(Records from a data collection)
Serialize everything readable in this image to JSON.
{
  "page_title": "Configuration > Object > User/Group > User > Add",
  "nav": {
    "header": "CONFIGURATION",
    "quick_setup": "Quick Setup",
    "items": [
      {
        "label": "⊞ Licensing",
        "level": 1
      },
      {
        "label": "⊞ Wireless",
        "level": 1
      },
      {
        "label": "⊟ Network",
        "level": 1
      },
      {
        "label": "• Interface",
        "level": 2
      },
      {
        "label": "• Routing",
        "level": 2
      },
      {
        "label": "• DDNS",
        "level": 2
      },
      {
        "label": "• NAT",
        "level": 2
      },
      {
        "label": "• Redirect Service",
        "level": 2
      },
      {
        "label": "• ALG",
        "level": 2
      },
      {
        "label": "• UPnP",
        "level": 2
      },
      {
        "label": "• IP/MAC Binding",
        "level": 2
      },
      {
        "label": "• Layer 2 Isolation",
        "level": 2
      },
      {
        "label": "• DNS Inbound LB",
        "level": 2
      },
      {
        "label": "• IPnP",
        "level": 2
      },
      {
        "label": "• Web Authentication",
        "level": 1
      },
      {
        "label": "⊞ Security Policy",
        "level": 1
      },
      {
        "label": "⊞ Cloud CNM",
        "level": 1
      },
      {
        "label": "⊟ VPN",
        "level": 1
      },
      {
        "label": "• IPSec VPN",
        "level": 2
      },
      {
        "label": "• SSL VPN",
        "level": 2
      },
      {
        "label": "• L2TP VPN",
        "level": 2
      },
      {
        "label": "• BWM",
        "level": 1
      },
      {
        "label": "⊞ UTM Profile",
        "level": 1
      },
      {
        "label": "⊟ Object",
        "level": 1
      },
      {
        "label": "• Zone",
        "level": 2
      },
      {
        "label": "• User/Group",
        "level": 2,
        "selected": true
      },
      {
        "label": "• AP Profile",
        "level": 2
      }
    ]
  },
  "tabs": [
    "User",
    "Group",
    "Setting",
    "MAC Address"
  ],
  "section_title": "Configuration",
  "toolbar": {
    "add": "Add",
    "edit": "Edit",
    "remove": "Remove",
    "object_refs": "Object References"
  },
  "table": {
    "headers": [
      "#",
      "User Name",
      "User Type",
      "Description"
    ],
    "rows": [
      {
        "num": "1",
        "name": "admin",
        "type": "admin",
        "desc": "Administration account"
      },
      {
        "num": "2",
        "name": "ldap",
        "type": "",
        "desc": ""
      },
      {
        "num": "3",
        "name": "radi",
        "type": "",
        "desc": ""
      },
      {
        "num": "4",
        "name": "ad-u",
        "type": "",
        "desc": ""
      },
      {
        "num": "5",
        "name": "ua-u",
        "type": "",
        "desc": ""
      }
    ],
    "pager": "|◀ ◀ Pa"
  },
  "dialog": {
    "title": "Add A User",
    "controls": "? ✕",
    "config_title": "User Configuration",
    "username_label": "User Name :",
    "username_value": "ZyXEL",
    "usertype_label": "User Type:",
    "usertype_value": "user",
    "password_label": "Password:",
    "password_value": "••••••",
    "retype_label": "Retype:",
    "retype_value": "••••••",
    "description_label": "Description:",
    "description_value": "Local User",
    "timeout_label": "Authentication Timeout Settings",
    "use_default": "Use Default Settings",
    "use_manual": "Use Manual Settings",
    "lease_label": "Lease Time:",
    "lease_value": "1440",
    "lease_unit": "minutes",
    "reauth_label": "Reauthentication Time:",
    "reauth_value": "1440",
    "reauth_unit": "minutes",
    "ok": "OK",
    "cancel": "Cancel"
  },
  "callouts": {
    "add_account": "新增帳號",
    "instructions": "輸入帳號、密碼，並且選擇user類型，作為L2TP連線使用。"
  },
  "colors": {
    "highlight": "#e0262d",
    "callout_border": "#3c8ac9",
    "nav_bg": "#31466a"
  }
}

• Problem description: Give back the data above exactly as it appears.

• Task solution:
Serialize everything readable in this image to JSON.
{
  "page_title": "Configuration > Object > User/Group > User > Add",
  "nav": {
    "header": "CONFIGURATION",
    "quick_setup": "Quick Setup",
    "items": [
      {
        "label": "⊞ Licensing",
        "level": 1
      },
      {
        "label": "⊞ Wireless",
        "level": 1
      },
      {
        "label": "⊟ Network",
        "level": 1
      },
      {
        "label": "• Interface",
        "level": 2
      },
      {
        "label": "• Routing",
        "level": 2
      },
      {
        "label": "• DDNS",
        "level": 2
      },
      {
        "label": "• NAT",
        "level": 2
      },
      {
        "label": "• Redirect Service",
        "level": 2
      },
      {
        "label": "• ALG",
        "level": 2
      },
      {
        "label": "• UPnP",
        "level": 2
      },
      {
        "label": "• IP/MAC Binding",
        "level": 2
      },
      {
        "label": "• Layer 2 Isolation",
        "level": 2
      },
      {
        "label": "• DNS Inbound LB",
        "level": 2
      },
      {
        "label": "• IPnP",
        "level": 2
      },
      {
        "label": "• Web Authentication",
        "level": 1
      },
      {
        "label": "⊞ Security Policy",
        "level": 1
      },
      {
        "label": "⊞ Cloud CNM",
        "level": 1
      },
      {
        "label": "⊟ VPN",
        "level": 1
      },
      {
        "label": "• IPSec VPN",
        "level": 2
      },
      {
        "label": "• SSL VPN",
        "level": 2
      },
      {
        "label": "• L2TP VPN",
        "level": 2
      },
      {
        "label": "• BWM",
        "level": 1
      },
      {
        "label": "⊞ UTM Profile",
        "level": 1
      },
      {
        "label": "⊟ Object",
        "level": 1
      },
      {
        "label": "• Zone",
        "level": 2
      },
      {
        "label": "• User/Group",
        "level": 2,
        "selected": true
      },
      {
        "label": "• AP Profile",
        "level": 2
      }
    ]
  },
  "tabs": [
    "User",
    "Group",
    "Setting",
    "MAC Address"
  ],
  "section_title": "Configuration",
  "toolbar": {
    "add": "Add",
    "edit": "Edit",
    "remove": "Remove",
    "object_refs": "Object References"
  },
  "table": {
    "headers": [
      "#",
      "User Name",
      "User Type",
      "Description"
    ],
    "rows": [
      {
        "num": "1",
        "name": "admin",
        "type": "admin",
        "desc": "Administration account"
      },
      {
        "num": "2",
        "name": "ldap",
        "type": "",
        "desc": ""
      },
      {
        "num": "3",
        "name": "radi",
        "type": "",
        "desc": ""
      },
      {
        "num": "4",
        "name": "ad-u",
        "type": "",
        "desc": ""
      },
      {
        "num": "5",
        "name": "ua-u",
        "type": "",
        "desc": ""
      }
    ],
    "pager": "|◀ ◀ Pa"
  },
  "dialog": {
    "title": "Add A User",
    "controls": "? ✕",
    "config_title": "User Configuration",
    "username_label": "User Name :",
    "username_value": "ZyXEL",
    "usertype_label": "User Type:",
    "usertype_value": "user",
    "password_label": "Password:",
    "password_value": "••••••",
    "retype_label": "Retype:",
    "retype_value": "••••••",
    "description_label": "Description:",
    "description_value": "Local User",
    "timeout_label": "Authentication Timeout Settings",
    "use_default": "Use Default Settings",
    "use_manual": "Use Manual Settings",
    "lease_label": "Lease Time:",
    "lease_value": "1440",
    "lease_unit": "minutes",
    "reauth_label": "Reauthentication Time:",
    "reauth_value": "1440",
    "reauth_unit": "minutes",
    "ok": "OK",
    "cancel": "Cancel"
  },
  "callouts": {
    "add_account": "新增帳號",
    "instructions": "輸入帳號、密碼，並且選擇user類型，作為L2TP連線使用。"
  },
  "colors": {
    "highlight": "#e0262d",
    "callout_border": "#3c8ac9",
    "nav_bg": "#31466a"
  }
}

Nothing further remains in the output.